## Request
Tally every line of the material that includes "frac", then give the tally and nothing else.

## Task material
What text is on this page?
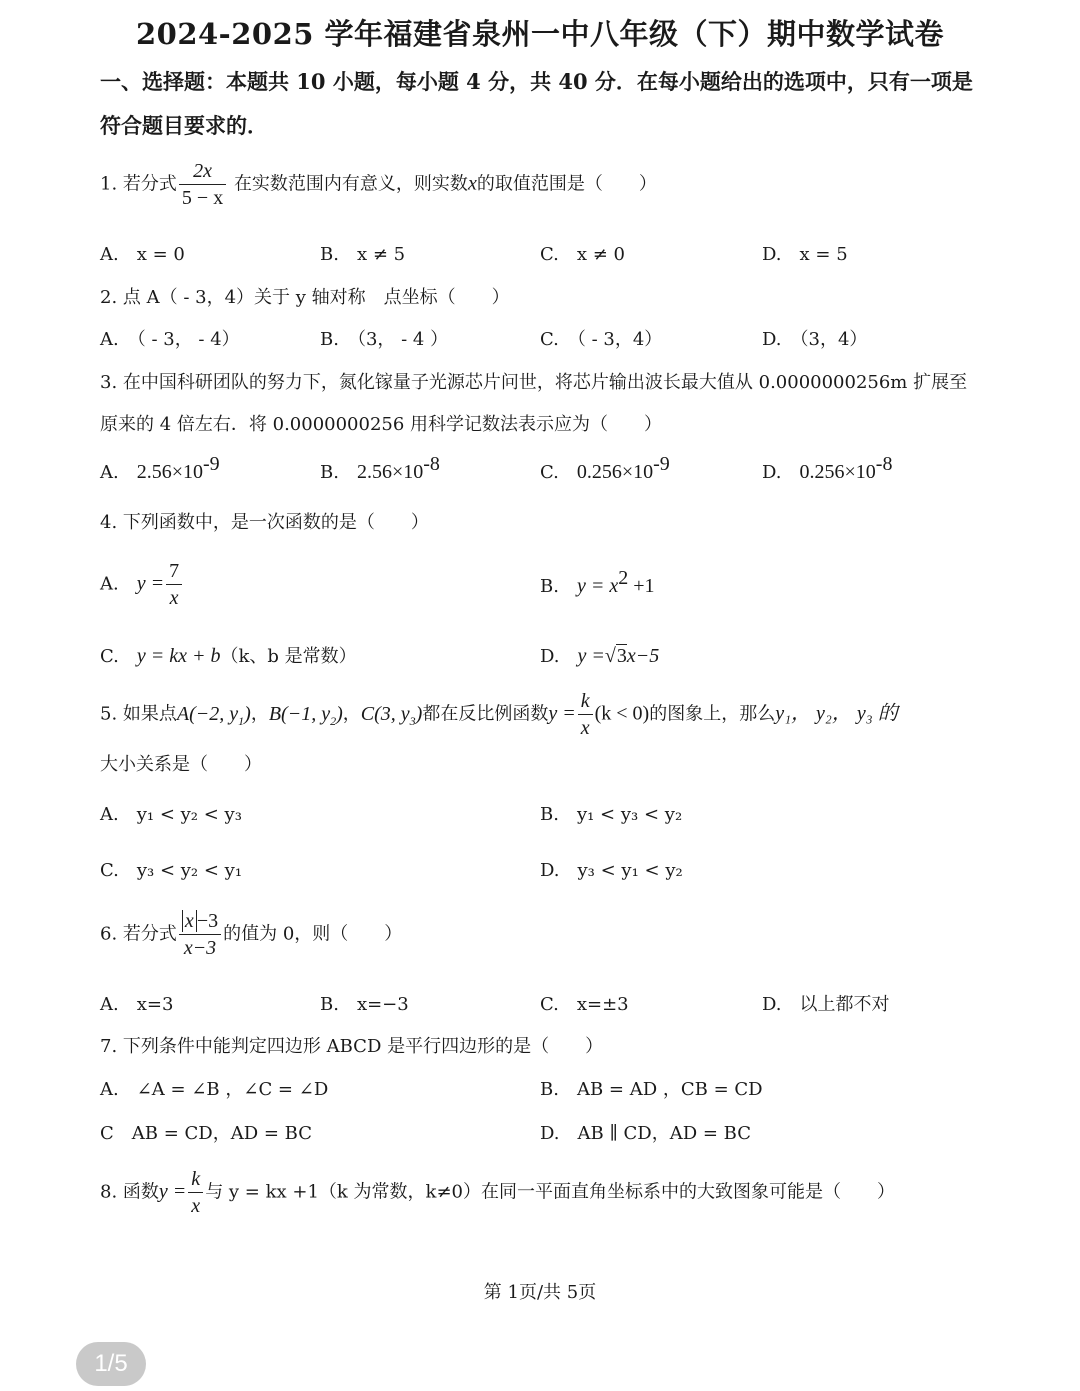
2024-2025 学年福建省泉州一中八年级（下）期中数学试卷
一、选择题：本题共 10 小题，每小题 4 分，共 40 分．在每小题给出的选项中，只有一项是
符合题目要求的．
1. 若分式 $\frac{2x}{5 - x}$ 在实数范围内有意义，则实数x的取值范围是（　　）
A.　x = 0	B.　x ≠ 5	C.　x ≠ 0	D.　x = 5
2. 点 A（ - 3，4）关于 y 轴对称　点坐标（　　）
A.　（ - 3， - 4）	B.　（3， - 4 ）	C.　（ - 3，4）	D.　（3，4）
3. 在中国科研团队的努力下，氮化镓量子光源芯片问世，将芯片输出波长最大值从 0.0000000256m 扩展至
原来的 4 倍左右．将 0.0000000256 用科学记数法表示应为（　　）
A.　 $2.56\times 10^{-9}$	B.　 $2.56\times 10^{-8}$	C.　 $0.256\times 10^{-9}$	D.　 $0.256\times 10^{-8}$
4. 下列函数中，是一次函数的是（　　）
A.　 $y = \frac{7}{x}$	B.　 $y = x^2 +1$
C.　 y = kx + b（k、b 是常数）	D.　 y =√3x−5
5. 如果点A(−2, $y_1$)，B(−1, $y_2$)，C(3, $y_3$)都在反比例函数$y = \frac{k}{x} (k < 0)$的图象上，那么y₁， y₂， y₃ 的
大小关系是（　　）
A.　y₁ < y₂ < y₃	B.　y₁ < y₃ < y₂
C.　y₃ < y₂ < y₁	D.　y₃ < y₁ < y₂
6. 若分式 $\frac{x -3}{x-3}$ 的值为 0，则（　　）
A.　x=3	B.　x=−3	C.　x=±3	D.　以上都不对
7. 下列条件中能判定四边形 ABCD 是平行四边形的是（　　）
A.　∠A = ∠B ，∠C = ∠D	B.　AB = AD ，CB = CD
C　AB = CD，AD = BC	D.　AB ∥ CD，AD = BC
8. 函数$y = \frac{k}{x}$ 与 y = kx +1（k 为常数，k≠0）在同一平面直角坐标系中的大致图象可能是（　　）
第 1页/共 5页
1/5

## Finished exercise
5